Written instruction> Find each line with the string "util" and copy it.
--- BEGIN Data listing ---
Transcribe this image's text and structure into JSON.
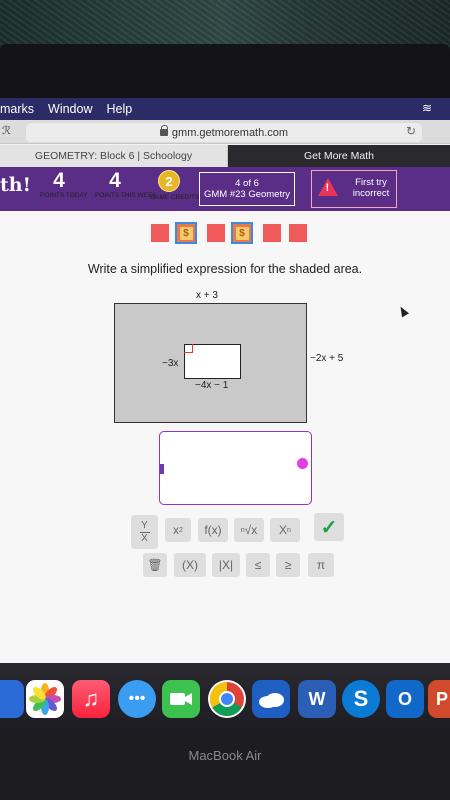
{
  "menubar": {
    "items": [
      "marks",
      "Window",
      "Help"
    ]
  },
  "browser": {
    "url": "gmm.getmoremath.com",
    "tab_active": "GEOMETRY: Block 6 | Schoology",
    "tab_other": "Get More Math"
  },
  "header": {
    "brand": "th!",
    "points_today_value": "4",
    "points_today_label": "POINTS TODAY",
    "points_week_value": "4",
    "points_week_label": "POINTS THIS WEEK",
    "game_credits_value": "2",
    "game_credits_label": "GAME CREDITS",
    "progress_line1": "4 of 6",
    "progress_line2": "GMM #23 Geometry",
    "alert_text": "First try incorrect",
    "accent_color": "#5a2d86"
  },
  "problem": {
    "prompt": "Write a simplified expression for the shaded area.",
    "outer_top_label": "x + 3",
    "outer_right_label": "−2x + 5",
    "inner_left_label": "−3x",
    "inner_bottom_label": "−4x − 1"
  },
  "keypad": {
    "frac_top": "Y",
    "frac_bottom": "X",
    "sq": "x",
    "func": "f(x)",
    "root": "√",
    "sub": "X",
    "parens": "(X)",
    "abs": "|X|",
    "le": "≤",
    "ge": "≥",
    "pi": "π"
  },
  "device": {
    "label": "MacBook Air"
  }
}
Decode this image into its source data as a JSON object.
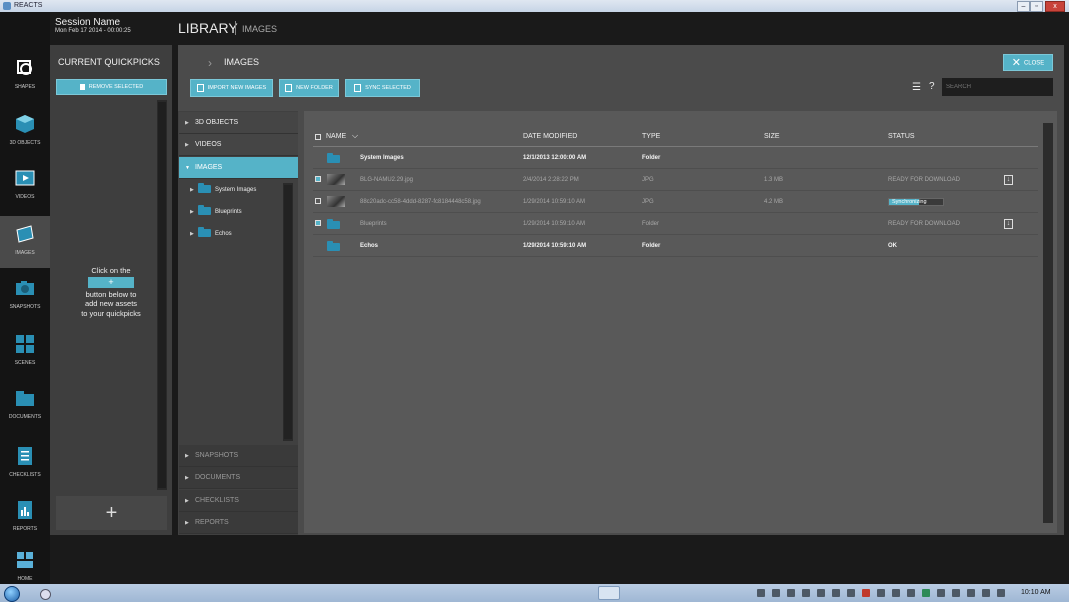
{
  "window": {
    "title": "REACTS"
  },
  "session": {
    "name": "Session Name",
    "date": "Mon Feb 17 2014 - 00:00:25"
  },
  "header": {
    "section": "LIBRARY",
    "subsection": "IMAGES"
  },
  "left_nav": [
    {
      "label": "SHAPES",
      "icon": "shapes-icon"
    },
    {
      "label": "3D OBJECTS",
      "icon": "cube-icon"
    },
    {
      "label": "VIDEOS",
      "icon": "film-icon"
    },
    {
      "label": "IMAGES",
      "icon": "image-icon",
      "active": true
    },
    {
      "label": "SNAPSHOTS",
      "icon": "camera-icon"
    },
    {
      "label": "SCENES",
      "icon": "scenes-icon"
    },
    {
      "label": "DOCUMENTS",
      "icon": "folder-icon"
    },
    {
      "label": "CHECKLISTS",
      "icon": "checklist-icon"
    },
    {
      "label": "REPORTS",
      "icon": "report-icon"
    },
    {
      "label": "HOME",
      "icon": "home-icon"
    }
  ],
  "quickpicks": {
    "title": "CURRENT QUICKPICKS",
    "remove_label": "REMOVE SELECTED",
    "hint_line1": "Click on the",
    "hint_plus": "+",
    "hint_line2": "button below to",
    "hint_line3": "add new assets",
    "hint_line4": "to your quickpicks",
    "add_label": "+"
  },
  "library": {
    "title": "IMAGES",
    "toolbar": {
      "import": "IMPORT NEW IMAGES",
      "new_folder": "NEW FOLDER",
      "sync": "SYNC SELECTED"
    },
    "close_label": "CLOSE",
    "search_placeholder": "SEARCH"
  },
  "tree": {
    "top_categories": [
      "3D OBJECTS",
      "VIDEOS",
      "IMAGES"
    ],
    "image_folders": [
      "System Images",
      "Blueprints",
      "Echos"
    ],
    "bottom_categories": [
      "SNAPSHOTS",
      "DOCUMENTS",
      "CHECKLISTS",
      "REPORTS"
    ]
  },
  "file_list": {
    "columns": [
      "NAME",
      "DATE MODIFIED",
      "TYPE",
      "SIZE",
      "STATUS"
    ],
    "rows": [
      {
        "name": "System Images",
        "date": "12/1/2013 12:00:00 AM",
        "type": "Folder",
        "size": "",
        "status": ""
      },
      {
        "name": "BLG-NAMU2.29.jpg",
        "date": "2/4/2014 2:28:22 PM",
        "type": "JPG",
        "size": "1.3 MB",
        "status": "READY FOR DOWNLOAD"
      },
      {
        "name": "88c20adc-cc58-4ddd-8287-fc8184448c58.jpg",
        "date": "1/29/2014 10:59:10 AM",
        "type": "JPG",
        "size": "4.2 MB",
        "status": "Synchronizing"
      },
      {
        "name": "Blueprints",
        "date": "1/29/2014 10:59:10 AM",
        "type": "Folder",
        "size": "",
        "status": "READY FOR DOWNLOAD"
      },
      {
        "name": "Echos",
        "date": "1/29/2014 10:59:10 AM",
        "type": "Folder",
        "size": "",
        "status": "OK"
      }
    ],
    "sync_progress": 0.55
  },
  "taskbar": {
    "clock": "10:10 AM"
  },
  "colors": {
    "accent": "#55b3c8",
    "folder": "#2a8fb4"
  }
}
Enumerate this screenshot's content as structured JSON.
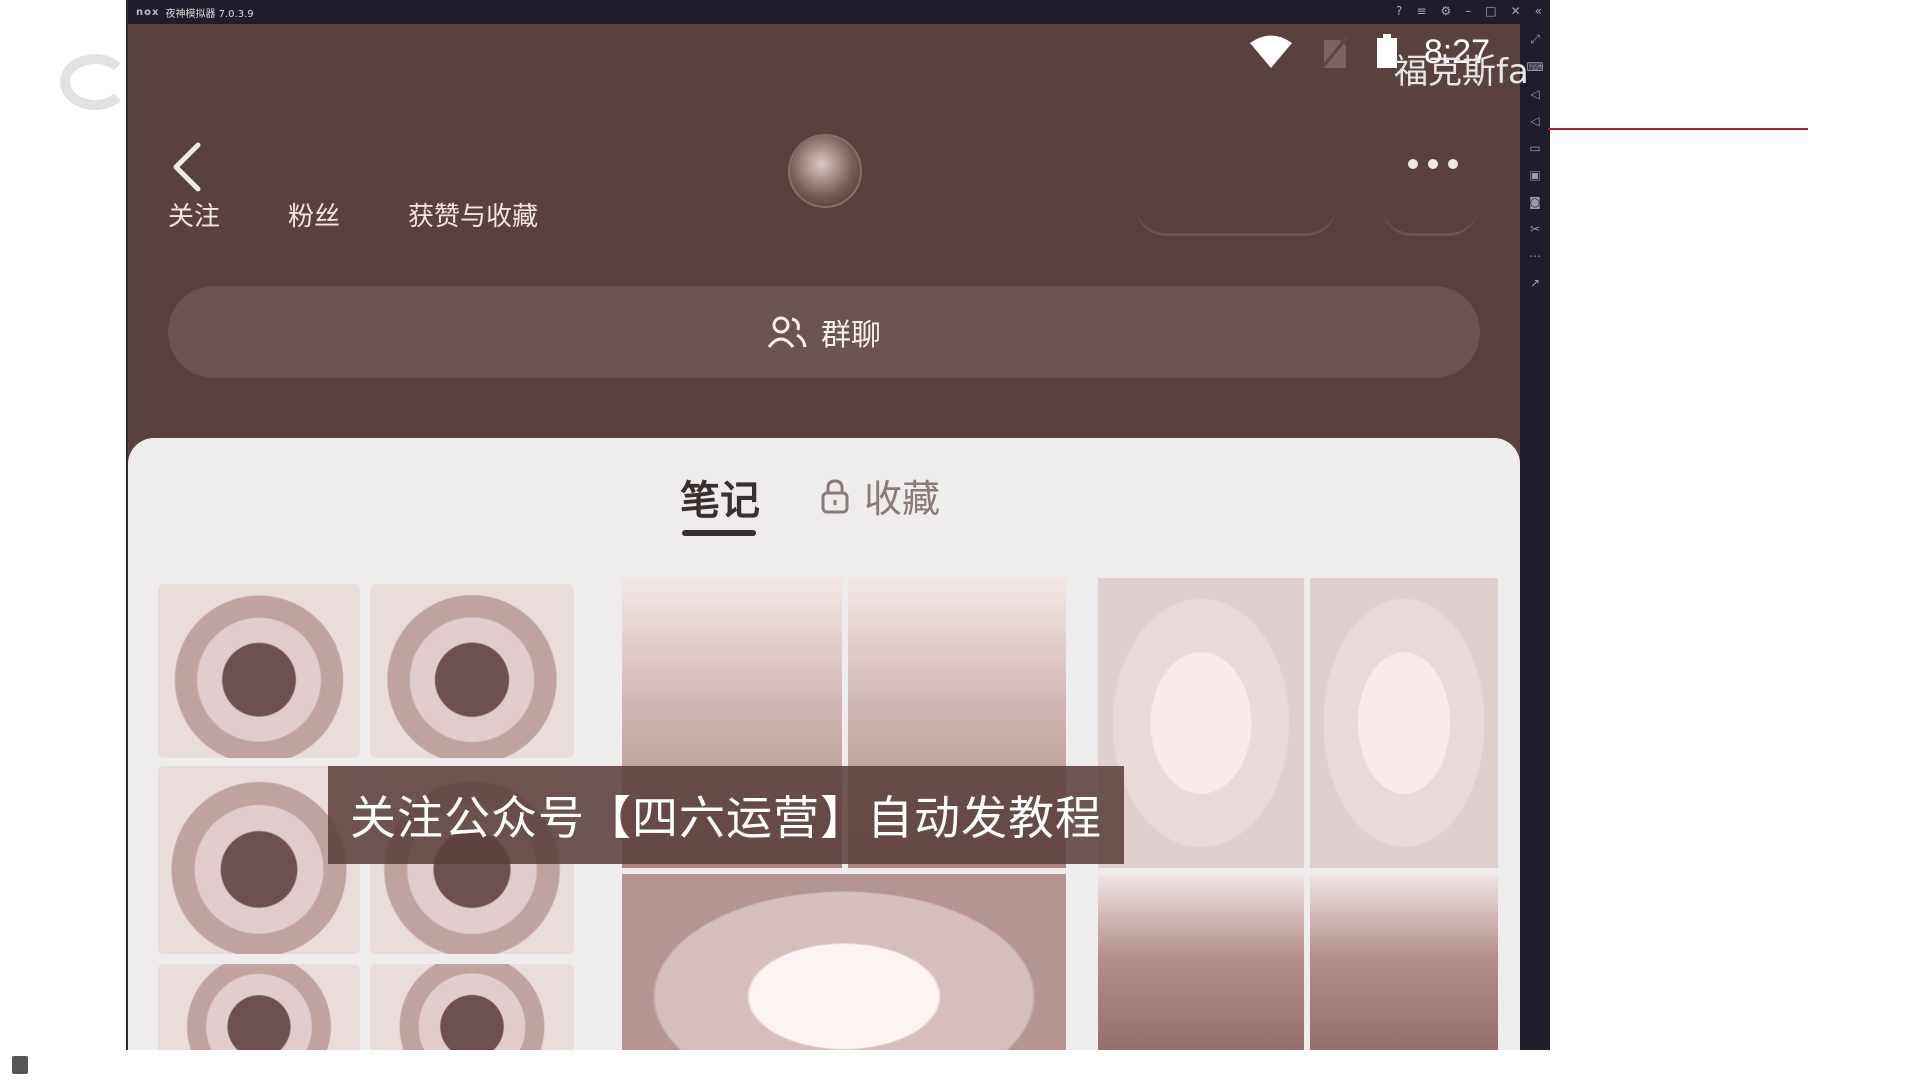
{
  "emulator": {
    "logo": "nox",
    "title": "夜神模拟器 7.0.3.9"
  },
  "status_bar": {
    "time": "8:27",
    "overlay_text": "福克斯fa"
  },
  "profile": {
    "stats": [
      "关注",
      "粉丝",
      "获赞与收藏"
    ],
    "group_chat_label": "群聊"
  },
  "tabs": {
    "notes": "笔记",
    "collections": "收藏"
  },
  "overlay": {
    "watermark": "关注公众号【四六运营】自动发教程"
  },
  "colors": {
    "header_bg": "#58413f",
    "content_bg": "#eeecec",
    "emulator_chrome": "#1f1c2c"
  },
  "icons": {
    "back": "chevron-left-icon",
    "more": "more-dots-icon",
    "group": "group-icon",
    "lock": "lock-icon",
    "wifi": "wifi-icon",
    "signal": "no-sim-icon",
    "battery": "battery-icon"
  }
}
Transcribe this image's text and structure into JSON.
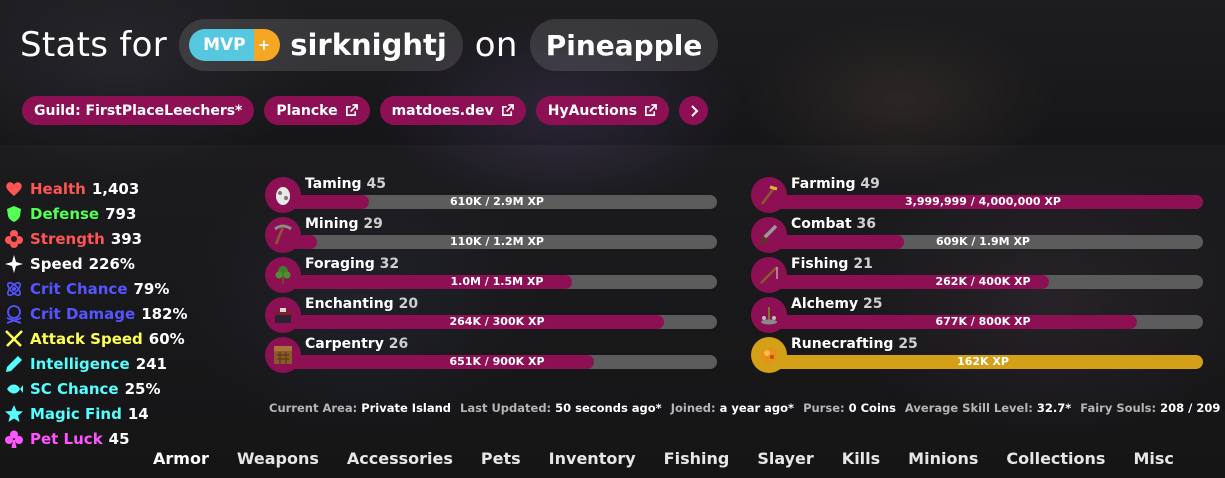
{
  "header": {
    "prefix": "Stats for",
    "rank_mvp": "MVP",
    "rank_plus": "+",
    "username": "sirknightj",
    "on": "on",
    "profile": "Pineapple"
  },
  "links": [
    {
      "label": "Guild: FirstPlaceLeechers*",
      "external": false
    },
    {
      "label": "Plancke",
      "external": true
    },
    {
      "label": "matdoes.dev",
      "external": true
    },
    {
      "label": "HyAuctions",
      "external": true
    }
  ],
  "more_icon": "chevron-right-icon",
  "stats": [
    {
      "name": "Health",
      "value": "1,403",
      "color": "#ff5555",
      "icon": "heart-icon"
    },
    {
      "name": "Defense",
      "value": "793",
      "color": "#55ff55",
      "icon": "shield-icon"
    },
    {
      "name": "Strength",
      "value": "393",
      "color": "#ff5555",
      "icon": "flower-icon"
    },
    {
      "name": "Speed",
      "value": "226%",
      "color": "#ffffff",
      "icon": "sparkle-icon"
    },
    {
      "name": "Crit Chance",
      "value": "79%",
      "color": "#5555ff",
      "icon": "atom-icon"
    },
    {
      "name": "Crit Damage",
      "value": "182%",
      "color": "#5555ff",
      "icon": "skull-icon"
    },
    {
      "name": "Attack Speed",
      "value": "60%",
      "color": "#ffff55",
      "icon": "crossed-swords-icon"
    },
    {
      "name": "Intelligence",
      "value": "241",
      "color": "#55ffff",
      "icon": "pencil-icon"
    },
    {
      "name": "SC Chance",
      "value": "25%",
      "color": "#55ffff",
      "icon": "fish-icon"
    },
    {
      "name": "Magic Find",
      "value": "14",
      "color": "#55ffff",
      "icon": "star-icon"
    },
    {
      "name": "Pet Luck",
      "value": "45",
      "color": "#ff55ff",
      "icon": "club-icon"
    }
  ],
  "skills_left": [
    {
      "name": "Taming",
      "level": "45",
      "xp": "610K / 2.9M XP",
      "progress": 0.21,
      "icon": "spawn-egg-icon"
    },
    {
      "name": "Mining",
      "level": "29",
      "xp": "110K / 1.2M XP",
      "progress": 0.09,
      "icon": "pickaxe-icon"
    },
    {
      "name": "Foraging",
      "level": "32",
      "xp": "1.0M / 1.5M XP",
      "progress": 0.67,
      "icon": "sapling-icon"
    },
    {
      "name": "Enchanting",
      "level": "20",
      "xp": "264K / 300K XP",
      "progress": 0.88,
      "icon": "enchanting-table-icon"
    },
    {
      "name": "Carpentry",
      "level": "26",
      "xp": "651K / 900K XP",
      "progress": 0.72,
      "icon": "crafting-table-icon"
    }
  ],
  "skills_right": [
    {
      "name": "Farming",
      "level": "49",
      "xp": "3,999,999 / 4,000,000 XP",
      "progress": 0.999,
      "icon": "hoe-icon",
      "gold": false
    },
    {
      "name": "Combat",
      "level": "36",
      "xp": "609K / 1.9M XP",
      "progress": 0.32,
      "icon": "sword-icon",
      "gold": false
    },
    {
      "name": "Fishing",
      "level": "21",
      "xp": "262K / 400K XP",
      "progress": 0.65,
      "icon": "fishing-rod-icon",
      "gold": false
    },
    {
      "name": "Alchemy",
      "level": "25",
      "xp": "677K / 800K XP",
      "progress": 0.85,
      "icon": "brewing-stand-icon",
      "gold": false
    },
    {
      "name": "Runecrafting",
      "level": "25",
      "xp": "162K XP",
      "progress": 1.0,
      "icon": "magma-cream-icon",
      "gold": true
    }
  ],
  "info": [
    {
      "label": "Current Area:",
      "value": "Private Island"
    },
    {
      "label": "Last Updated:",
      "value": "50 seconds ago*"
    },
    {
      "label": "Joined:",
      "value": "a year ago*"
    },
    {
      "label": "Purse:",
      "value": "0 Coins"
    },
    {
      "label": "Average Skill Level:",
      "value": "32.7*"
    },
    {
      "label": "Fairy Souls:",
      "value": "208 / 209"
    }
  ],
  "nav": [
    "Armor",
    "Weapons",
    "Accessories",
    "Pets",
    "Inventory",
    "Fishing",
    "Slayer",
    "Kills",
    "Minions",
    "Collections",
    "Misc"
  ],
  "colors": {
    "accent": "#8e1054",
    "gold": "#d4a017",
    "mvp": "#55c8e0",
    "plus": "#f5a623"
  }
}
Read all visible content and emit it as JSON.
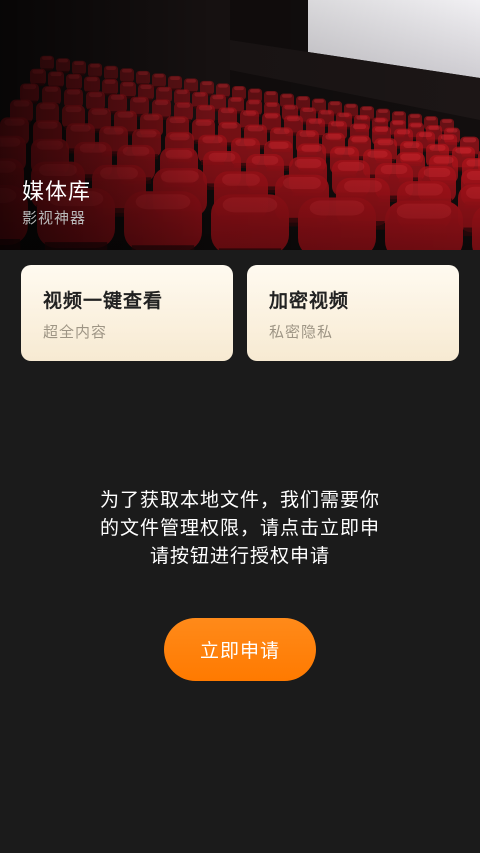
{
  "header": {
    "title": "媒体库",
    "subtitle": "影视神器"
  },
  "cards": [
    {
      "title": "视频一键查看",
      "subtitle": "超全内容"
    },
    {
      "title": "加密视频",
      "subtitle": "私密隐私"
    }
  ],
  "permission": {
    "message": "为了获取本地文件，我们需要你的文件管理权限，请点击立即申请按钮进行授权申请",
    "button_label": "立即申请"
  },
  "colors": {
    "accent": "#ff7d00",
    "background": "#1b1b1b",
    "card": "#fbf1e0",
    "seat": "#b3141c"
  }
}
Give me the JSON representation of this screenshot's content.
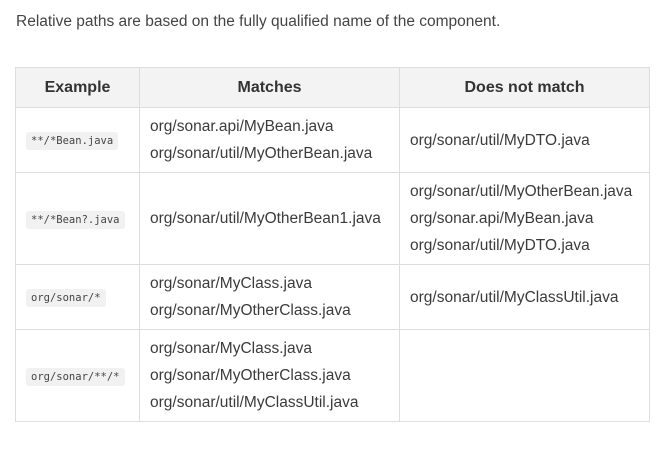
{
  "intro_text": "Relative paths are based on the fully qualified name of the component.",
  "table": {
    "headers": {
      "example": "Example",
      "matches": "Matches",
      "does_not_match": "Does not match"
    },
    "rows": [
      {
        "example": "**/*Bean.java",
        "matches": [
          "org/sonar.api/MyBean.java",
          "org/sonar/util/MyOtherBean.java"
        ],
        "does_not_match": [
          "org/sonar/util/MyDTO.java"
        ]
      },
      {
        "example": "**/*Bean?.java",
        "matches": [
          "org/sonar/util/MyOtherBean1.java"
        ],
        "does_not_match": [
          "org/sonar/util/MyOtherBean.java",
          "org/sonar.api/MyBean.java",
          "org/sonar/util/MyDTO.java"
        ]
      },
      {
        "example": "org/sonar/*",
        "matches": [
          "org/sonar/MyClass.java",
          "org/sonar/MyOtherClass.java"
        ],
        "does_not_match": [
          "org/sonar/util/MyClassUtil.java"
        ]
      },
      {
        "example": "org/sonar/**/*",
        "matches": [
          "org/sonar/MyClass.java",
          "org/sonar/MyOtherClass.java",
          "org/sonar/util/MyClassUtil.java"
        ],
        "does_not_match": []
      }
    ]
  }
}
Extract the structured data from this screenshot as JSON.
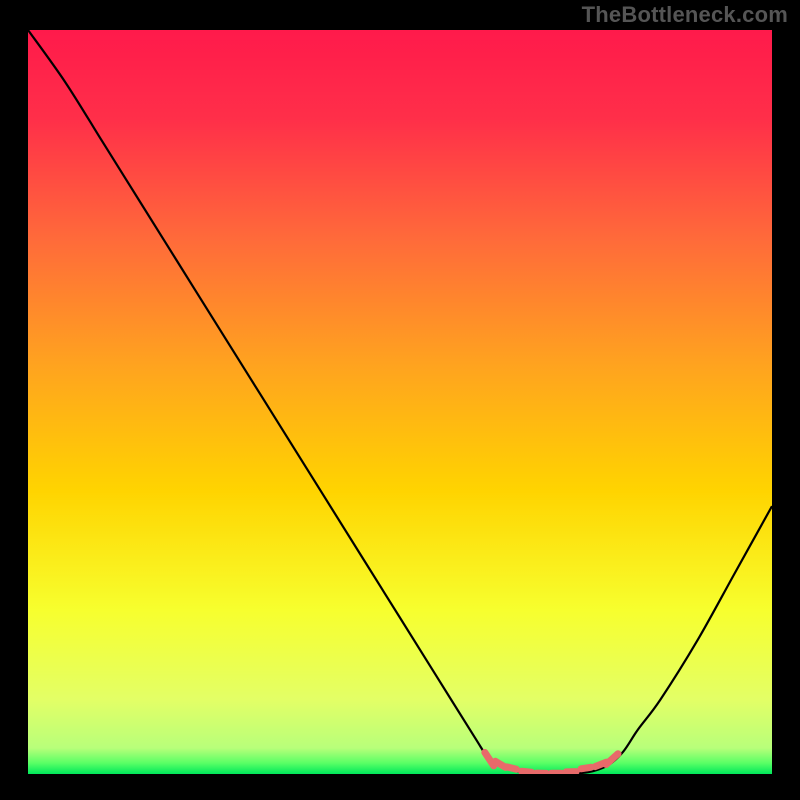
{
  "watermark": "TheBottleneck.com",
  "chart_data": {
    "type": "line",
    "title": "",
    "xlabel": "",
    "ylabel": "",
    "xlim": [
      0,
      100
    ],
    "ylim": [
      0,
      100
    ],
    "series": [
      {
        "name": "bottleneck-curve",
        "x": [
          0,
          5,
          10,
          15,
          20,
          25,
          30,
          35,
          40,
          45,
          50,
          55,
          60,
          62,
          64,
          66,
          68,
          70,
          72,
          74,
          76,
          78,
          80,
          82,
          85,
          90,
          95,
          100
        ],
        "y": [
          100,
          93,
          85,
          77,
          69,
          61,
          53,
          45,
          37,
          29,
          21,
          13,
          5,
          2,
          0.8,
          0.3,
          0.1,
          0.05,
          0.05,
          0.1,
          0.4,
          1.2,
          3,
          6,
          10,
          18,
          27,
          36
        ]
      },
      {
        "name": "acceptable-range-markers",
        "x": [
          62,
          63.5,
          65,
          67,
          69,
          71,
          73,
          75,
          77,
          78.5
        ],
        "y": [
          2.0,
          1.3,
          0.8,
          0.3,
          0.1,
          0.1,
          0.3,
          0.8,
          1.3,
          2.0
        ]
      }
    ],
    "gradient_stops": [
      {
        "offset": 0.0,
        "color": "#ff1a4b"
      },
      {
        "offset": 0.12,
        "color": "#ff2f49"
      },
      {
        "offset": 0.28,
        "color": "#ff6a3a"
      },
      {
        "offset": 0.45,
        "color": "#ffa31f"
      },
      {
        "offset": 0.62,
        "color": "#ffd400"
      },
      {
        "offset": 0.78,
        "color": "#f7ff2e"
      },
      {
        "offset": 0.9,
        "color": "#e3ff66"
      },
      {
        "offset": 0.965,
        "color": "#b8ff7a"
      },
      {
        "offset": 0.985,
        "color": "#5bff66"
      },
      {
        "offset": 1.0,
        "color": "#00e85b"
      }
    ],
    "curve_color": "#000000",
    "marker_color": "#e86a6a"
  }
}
--- END Data listing ---
Finished exercise>
          "org/sonar/util/MyOtherBean.java"
          "org/sonar/util/MyDTO.java"
          "org/sonar/util/MyOtherBean1.java"
          "org/sonar/util/MyOtherBean.java",
          "org/sonar/util/MyDTO.java"
          "org/sonar/util/MyClassUtil.java"
          "org/sonar/util/MyClassUtil.java"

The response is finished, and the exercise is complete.